━━━━━ Given records ━━━━━

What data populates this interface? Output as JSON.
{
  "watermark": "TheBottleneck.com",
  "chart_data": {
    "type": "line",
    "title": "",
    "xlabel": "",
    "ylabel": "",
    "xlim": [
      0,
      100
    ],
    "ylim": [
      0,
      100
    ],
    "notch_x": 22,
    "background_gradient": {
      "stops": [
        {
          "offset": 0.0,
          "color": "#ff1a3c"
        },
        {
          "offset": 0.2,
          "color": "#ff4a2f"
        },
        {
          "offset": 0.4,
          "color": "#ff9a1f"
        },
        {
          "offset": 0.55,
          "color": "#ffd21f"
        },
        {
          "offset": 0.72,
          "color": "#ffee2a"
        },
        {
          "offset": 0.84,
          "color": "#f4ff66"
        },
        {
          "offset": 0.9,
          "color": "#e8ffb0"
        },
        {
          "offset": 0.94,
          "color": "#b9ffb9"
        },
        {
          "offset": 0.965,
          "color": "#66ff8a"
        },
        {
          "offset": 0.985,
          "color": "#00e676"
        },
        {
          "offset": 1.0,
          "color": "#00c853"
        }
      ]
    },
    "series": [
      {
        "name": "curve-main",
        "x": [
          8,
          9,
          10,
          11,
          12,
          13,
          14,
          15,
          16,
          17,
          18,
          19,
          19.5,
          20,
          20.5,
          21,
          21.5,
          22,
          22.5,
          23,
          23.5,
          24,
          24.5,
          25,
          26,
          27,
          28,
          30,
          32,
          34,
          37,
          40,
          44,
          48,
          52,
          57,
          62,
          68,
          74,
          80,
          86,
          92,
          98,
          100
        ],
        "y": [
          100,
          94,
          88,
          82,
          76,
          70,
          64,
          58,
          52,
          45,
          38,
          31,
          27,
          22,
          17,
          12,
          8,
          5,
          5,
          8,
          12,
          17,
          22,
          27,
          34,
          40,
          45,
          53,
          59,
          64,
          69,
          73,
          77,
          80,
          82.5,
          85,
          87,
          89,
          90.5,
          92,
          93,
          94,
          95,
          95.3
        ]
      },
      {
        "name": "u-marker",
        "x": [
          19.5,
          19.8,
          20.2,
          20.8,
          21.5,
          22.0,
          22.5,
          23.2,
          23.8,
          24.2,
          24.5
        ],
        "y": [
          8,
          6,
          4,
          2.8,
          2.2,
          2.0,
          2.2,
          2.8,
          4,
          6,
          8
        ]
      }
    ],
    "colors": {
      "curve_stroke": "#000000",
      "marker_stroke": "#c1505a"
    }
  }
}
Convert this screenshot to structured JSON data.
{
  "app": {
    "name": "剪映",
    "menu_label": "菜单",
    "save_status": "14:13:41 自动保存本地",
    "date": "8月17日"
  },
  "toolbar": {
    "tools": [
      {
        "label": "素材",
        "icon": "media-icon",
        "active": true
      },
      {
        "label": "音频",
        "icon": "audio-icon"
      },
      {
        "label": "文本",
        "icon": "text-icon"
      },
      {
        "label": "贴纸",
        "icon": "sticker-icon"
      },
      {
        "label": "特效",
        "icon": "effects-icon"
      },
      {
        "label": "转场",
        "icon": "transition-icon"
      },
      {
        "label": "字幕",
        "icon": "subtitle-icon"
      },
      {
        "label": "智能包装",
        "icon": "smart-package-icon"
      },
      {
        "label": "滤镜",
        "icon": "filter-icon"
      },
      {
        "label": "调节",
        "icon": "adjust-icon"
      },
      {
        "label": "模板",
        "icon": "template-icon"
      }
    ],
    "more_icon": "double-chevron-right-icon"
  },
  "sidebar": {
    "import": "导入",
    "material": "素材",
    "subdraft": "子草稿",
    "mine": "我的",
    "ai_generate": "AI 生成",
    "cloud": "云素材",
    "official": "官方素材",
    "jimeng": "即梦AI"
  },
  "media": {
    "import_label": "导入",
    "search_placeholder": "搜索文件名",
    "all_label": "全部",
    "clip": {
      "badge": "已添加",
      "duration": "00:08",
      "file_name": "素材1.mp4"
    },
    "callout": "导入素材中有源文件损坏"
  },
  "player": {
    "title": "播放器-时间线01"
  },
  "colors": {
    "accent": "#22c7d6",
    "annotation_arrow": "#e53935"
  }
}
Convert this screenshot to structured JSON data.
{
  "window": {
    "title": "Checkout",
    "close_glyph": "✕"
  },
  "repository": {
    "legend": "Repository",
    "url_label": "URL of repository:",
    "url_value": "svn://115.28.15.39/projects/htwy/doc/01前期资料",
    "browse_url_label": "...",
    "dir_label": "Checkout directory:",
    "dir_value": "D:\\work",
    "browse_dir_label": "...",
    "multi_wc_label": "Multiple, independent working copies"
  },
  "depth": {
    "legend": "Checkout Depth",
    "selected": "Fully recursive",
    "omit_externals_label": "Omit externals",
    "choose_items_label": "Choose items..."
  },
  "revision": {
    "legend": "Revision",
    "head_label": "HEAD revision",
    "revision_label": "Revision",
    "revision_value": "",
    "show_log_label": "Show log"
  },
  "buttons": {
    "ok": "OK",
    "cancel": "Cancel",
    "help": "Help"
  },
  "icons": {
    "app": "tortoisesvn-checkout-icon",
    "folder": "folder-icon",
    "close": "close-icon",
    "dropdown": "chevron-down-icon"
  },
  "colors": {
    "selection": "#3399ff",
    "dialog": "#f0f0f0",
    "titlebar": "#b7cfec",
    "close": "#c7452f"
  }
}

━━━━━

Your task: Without changing a word, restate the whole listing.

Task output:
What data populates this interface? Output as JSON.
{
  "watermark": "TheBottleneck.com",
  "chart_data": {
    "type": "line",
    "title": "",
    "xlabel": "",
    "ylabel": "",
    "xlim": [
      0,
      100
    ],
    "ylim": [
      0,
      100
    ],
    "notch_x": 22,
    "background_gradient": {
      "stops": [
        {
          "offset": 0.0,
          "color": "#ff1a3c"
        },
        {
          "offset": 0.2,
          "color": "#ff4a2f"
        },
        {
          "offset": 0.4,
          "color": "#ff9a1f"
        },
        {
          "offset": 0.55,
          "color": "#ffd21f"
        },
        {
          "offset": 0.72,
          "color": "#ffee2a"
        },
        {
          "offset": 0.84,
          "color": "#f4ff66"
        },
        {
          "offset": 0.9,
          "color": "#e8ffb0"
        },
        {
          "offset": 0.94,
          "color": "#b9ffb9"
        },
        {
          "offset": 0.965,
          "color": "#66ff8a"
        },
        {
          "offset": 0.985,
          "color": "#00e676"
        },
        {
          "offset": 1.0,
          "color": "#00c853"
        }
      ]
    },
    "series": [
      {
        "name": "curve-main",
        "x": [
          8,
          9,
          10,
          11,
          12,
          13,
          14,
          15,
          16,
          17,
          18,
          19,
          19.5,
          20,
          20.5,
          21,
          21.5,
          22,
          22.5,
          23,
          23.5,
          24,
          24.5,
          25,
          26,
          27,
          28,
          30,
          32,
          34,
          37,
          40,
          44,
          48,
          52,
          57,
          62,
          68,
          74,
          80,
          86,
          92,
          98,
          100
        ],
        "y": [
          100,
          94,
          88,
          82,
          76,
          70,
          64,
          58,
          52,
          45,
          38,
          31,
          27,
          22,
          17,
          12,
          8,
          5,
          5,
          8,
          12,
          17,
          22,
          27,
          34,
          40,
          45,
          53,
          59,
          64,
          69,
          73,
          77,
          80,
          82.5,
          85,
          87,
          89,
          90.5,
          92,
          93,
          94,
          95,
          95.3
        ]
      },
      {
        "name": "u-marker",
        "x": [
          19.5,
          19.8,
          20.2,
          20.8,
          21.5,
          22.0,
          22.5,
          23.2,
          23.8,
          24.2,
          24.5
        ],
        "y": [
          8,
          6,
          4,
          2.8,
          2.2,
          2.0,
          2.2,
          2.8,
          4,
          6,
          8
        ]
      }
    ],
    "colors": {
      "curve_stroke": "#000000",
      "marker_stroke": "#c1505a"
    }
  }
}
Convert this screenshot to structured JSON data.
{
  "app": {
    "name": "剪映",
    "menu_label": "菜单",
    "save_status": "14:13:41 自动保存本地",
    "date": "8月17日"
  },
  "toolbar": {
    "tools": [
      {
        "label": "素材",
        "icon": "media-icon",
        "active": true
      },
      {
        "label": "音频",
        "icon": "audio-icon"
      },
      {
        "label": "文本",
        "icon": "text-icon"
      },
      {
        "label": "贴纸",
        "icon": "sticker-icon"
      },
      {
        "label": "特效",
        "icon": "effects-icon"
      },
      {
        "label": "转场",
        "icon": "transition-icon"
      },
      {
        "label": "字幕",
        "icon": "subtitle-icon"
      },
      {
        "label": "智能包装",
        "icon": "smart-package-icon"
      },
      {
        "label": "滤镜",
        "icon": "filter-icon"
      },
      {
        "label": "调节",
        "icon": "adjust-icon"
      },
      {
        "label": "模板",
        "icon": "template-icon"
      }
    ],
    "more_icon": "double-chevron-right-icon"
  },
  "sidebar": {
    "import": "导入",
    "material": "素材",
    "subdraft": "子草稿",
    "mine": "我的",
    "ai_generate": "AI 生成",
    "cloud": "云素材",
    "official": "官方素材",
    "jimeng": "即梦AI"
  },
  "media": {
    "import_label": "导入",
    "search_placeholder": "搜索文件名",
    "all_label": "全部",
    "clip": {
      "badge": "已添加",
      "duration": "00:08",
      "file_name": "素材1.mp4"
    },
    "callout": "导入素材中有源文件损坏"
  },
  "player": {
    "title": "播放器-时间线01"
  },
  "colors": {
    "accent": "#22c7d6",
    "annotation_arrow": "#e53935"
  }
}
Convert this screenshot to structured JSON data.
{
  "window": {
    "title": "Checkout",
    "close_glyph": "✕"
  },
  "repository": {
    "legend": "Repository",
    "url_label": "URL of repository:",
    "url_value": "svn://115.28.15.39/projects/htwy/doc/01前期资料",
    "browse_url_label": "...",
    "dir_label": "Checkout directory:",
    "dir_value": "D:\\work",
    "browse_dir_label": "...",
    "multi_wc_label": "Multiple, independent working copies"
  },
  "depth": {
    "legend": "Checkout Depth",
    "selected": "Fully recursive",
    "omit_externals_label": "Omit externals",
    "choose_items_label": "Choose items..."
  },
  "revision": {
    "legend": "Revision",
    "head_label": "HEAD revision",
    "revision_label": "Revision",
    "revision_value": "",
    "show_log_label": "Show log"
  },
  "buttons": {
    "ok": "OK",
    "cancel": "Cancel",
    "help": "Help"
  },
  "icons": {
    "app": "tortoisesvn-checkout-icon",
    "folder": "folder-icon",
    "close": "close-icon",
    "dropdown": "chevron-down-icon"
  },
  "colors": {
    "selection": "#3399ff",
    "dialog": "#f0f0f0",
    "titlebar": "#b7cfec",
    "close": "#c7452f"
  }
}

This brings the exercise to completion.